**Exercise directions**
List the lines of this listing that hold the word "документа".

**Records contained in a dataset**

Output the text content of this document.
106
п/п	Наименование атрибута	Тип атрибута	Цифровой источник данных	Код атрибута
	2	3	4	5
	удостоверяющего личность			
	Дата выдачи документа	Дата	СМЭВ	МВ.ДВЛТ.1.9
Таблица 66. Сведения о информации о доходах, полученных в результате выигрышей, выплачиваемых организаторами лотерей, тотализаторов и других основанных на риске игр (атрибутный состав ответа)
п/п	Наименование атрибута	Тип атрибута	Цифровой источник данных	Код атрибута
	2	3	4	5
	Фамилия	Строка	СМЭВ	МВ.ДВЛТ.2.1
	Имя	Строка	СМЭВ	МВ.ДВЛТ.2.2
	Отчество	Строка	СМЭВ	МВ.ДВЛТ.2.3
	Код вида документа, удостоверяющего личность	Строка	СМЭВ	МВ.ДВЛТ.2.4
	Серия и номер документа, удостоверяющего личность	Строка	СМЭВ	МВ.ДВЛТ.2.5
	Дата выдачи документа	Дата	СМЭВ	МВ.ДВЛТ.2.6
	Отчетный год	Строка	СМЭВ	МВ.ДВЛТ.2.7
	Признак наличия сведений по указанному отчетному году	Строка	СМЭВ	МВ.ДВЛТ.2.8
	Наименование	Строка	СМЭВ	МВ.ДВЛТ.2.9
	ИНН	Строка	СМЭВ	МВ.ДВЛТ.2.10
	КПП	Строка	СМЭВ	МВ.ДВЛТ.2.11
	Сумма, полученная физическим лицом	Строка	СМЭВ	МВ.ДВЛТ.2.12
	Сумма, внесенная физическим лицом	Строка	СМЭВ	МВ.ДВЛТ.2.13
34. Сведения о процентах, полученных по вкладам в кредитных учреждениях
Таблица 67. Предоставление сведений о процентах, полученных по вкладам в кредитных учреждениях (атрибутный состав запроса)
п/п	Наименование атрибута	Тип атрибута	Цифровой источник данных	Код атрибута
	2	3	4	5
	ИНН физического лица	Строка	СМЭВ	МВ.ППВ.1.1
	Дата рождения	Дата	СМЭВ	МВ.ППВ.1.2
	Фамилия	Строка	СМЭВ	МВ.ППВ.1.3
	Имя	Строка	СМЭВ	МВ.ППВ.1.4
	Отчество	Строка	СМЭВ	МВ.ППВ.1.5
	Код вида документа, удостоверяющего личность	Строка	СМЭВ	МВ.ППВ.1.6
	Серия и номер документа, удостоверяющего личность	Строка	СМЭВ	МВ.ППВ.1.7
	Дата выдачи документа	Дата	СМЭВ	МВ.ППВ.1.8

**Result**
	Дата выдачи документа	Дата	СМЭВ	МВ.ДВЛТ.1.9
	Код вида документа, удостоверяющего личность	Строка	СМЭВ	МВ.ДВЛТ.2.4
	Серия и номер документа, удостоверяющего личность	Строка	СМЭВ	МВ.ДВЛТ.2.5
	Дата выдачи документа	Дата	СМЭВ	МВ.ДВЛТ.2.6
	Код вида документа, удостоверяющего личность	Строка	СМЭВ	МВ.ППВ.1.6
	Серия и номер документа, удостоверяющего личность	Строка	СМЭВ	МВ.ППВ.1.7
	Дата выдачи документа	Дата	СМЭВ	МВ.ППВ.1.8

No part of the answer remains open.